═════ Recorded information ═════

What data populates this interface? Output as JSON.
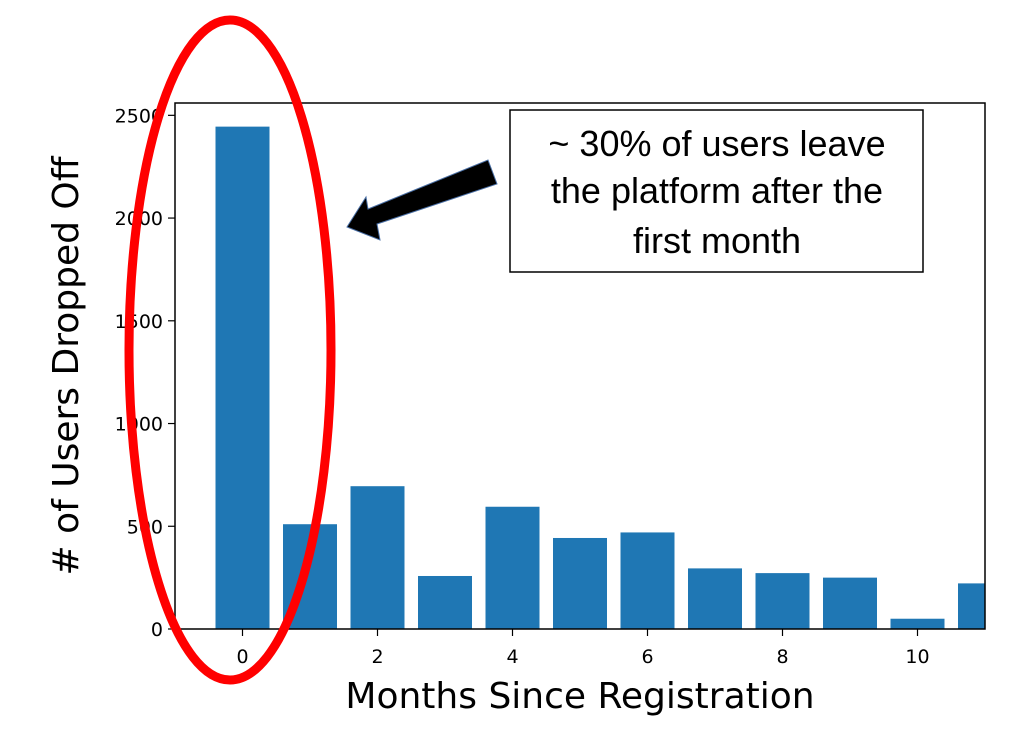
{
  "chart_data": {
    "type": "bar",
    "title": "",
    "xlabel": "Months Since Registration",
    "ylabel": "# of Users Dropped Off",
    "x": [
      0,
      1,
      2,
      3,
      4,
      5,
      6,
      7,
      8,
      9,
      10,
      11
    ],
    "values": [
      2445,
      510,
      695,
      258,
      595,
      443,
      470,
      295,
      272,
      250,
      50,
      222
    ],
    "xlim": [
      -1,
      11
    ],
    "ylim": [
      0,
      2560
    ],
    "xticks": [
      0,
      2,
      4,
      6,
      8,
      10
    ],
    "yticks": [
      0,
      500,
      1000,
      1500,
      2000,
      2500
    ],
    "xtick_labels": [
      "0",
      "2",
      "4",
      "6",
      "8",
      "10"
    ],
    "ytick_labels": [
      "0",
      "500",
      "1000",
      "1500",
      "2000",
      "2500"
    ],
    "grid": false,
    "bar_color": "#1f77b4",
    "annotation": {
      "lines": [
        "~ 30% of users leave",
        "the platform after the",
        "first month"
      ],
      "highlight_color": "#ff0000",
      "arrow_color": "#000000"
    }
  }
}
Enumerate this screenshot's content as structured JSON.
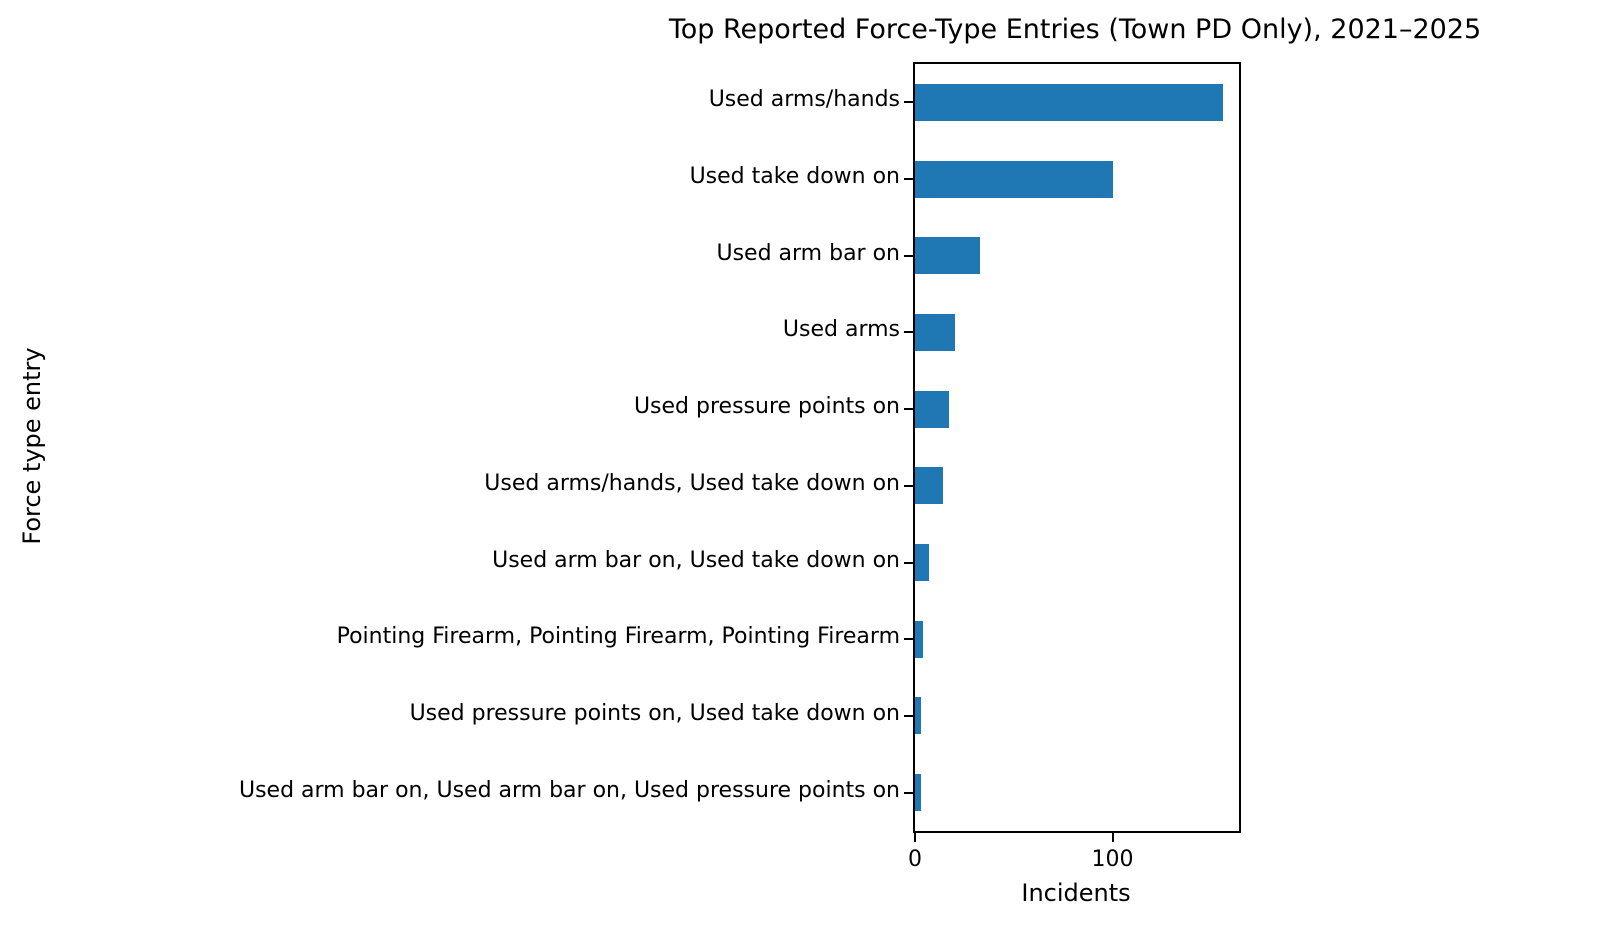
{
  "chart_data": {
    "type": "bar",
    "orientation": "horizontal",
    "title": "Top Reported Force-Type Entries (Town PD Only), 2021–2025",
    "xlabel": "Incidents",
    "ylabel": "Force type entry",
    "categories": [
      "Used arms/hands",
      "Used take down on",
      "Used arm bar on",
      "Used arms",
      "Used pressure points on",
      "Used arms/hands, Used take down on",
      "Used arm bar on, Used take down on",
      "Pointing Firearm, Pointing Firearm, Pointing Firearm",
      "Used pressure points on, Used take down on",
      "Used arm bar on, Used arm bar on, Used pressure points on"
    ],
    "values": [
      156,
      100,
      33,
      20,
      17,
      14,
      7,
      4,
      3,
      3
    ],
    "xlim": [
      0,
      164
    ],
    "xticks": [
      0,
      100
    ],
    "bar_color": "#1f77b4",
    "axis_color": "#000000",
    "background_color": "#ffffff",
    "grid": false,
    "legend": false
  }
}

═════

→ **Written request**
Return the material word for word. Pictures are not part of the copy.

→ **Full response**
What data populates this interface? Output as JSON.
{
  "chart_data": {
    "type": "bar",
    "title": "",
    "xlabel": "Months Since Registration",
    "ylabel": "# of Users Dropped Off",
    "x": [
      0,
      1,
      2,
      3,
      4,
      5,
      6,
      7,
      8,
      9,
      10,
      11
    ],
    "values": [
      2445,
      510,
      695,
      258,
      595,
      443,
      470,
      295,
      272,
      250,
      50,
      222
    ],
    "xlim": [
      -1,
      11
    ],
    "ylim": [
      0,
      2560
    ],
    "xticks": [
      0,
      2,
      4,
      6,
      8,
      10
    ],
    "yticks": [
      0,
      500,
      1000,
      1500,
      2000,
      2500
    ],
    "xtick_labels": [
      "0",
      "2",
      "4",
      "6",
      "8",
      "10"
    ],
    "ytick_labels": [
      "0",
      "500",
      "1000",
      "1500",
      "2000",
      "2500"
    ],
    "grid": false,
    "bar_color": "#1f77b4",
    "annotation": {
      "lines": [
        "~ 30% of users leave",
        "the platform after the",
        "first month"
      ],
      "highlight_color": "#ff0000",
      "arrow_color": "#000000"
    }
  }
}
Enumerate this screenshot's content as structured JSON.
{
  "chart_data": {
    "type": "bar",
    "orientation": "horizontal",
    "title": "Top Reported Force-Type Entries (Town PD Only), 2021–2025",
    "xlabel": "Incidents",
    "ylabel": "Force type entry",
    "categories": [
      "Used arms/hands",
      "Used take down on",
      "Used arm bar on",
      "Used arms",
      "Used pressure points on",
      "Used arms/hands, Used take down on",
      "Used arm bar on, Used take down on",
      "Pointing Firearm, Pointing Firearm, Pointing Firearm",
      "Used pressure points on, Used take down on",
      "Used arm bar on, Used arm bar on, Used pressure points on"
    ],
    "values": [
      156,
      100,
      33,
      20,
      17,
      14,
      7,
      4,
      3,
      3
    ],
    "xlim": [
      0,
      164
    ],
    "xticks": [
      0,
      100
    ],
    "bar_color": "#1f77b4",
    "axis_color": "#000000",
    "background_color": "#ffffff",
    "grid": false,
    "legend": false
  }
}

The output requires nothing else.